(Work to complete):
Pick out every line holding the string "answer" and copy it.

(Data rows):
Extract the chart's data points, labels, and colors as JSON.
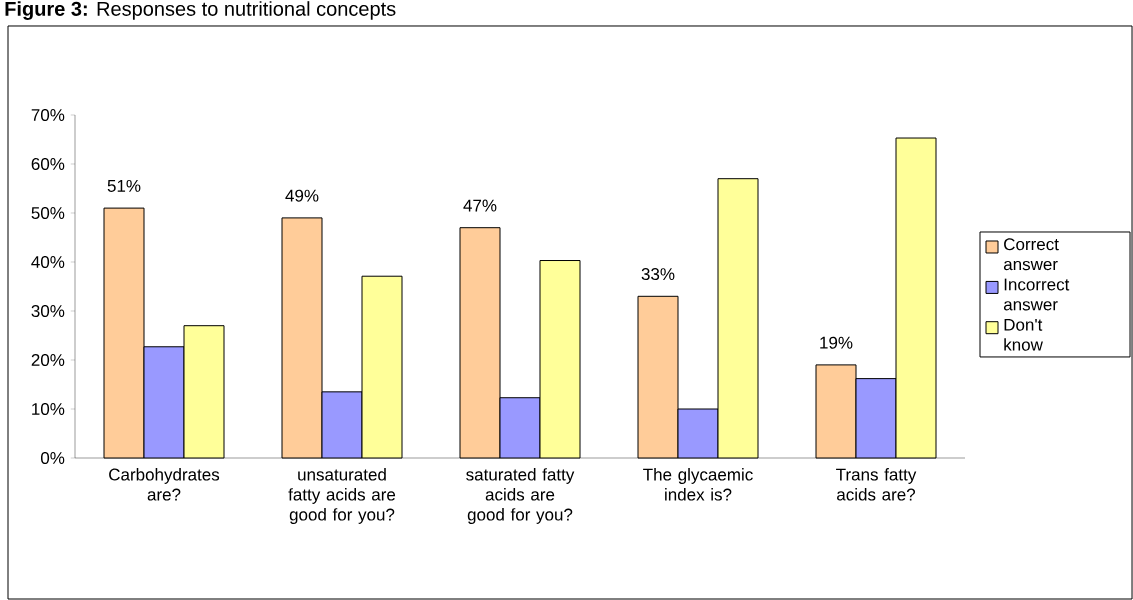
{
  "chart_data": {
    "type": "bar",
    "title": "**Figure 3:** Responses to nutritional concepts",
    "categories": [
      "Carbohydrates are?",
      "unsaturated fatty acids are good for you?",
      "saturated fatty acids are good for you?",
      "The glycaemic index is?",
      "Trans fatty acids are?"
    ],
    "series": [
      {
        "name": "Correct answer",
        "color": "#ffcc99",
        "values": [
          51,
          49,
          47,
          33,
          19
        ],
        "value_labels": [
          "51%",
          "49%",
          "47%",
          "33%",
          "19%"
        ]
      },
      {
        "name": "Incorrect answer",
        "color": "#9999ff",
        "values": [
          22.7,
          13.5,
          12.3,
          10,
          16.2
        ]
      },
      {
        "name": "Don't know",
        "color": "#ffff99",
        "values": [
          27,
          37.1,
          40.3,
          57,
          65.3
        ]
      }
    ],
    "ylim": [
      0,
      70
    ],
    "yticks": [
      {
        "value": 0,
        "label": "0%"
      },
      {
        "value": 10,
        "label": "10%"
      },
      {
        "value": 20,
        "label": "20%"
      },
      {
        "value": 30,
        "label": "30%"
      },
      {
        "value": 40,
        "label": "40%"
      },
      {
        "value": 50,
        "label": "50%"
      },
      {
        "value": 60,
        "label": "60%"
      },
      {
        "value": 70,
        "label": "70%"
      }
    ],
    "legend": "right"
  }
}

(Complete response):
        "name": "Correct answer",
        "name": "Incorrect answer",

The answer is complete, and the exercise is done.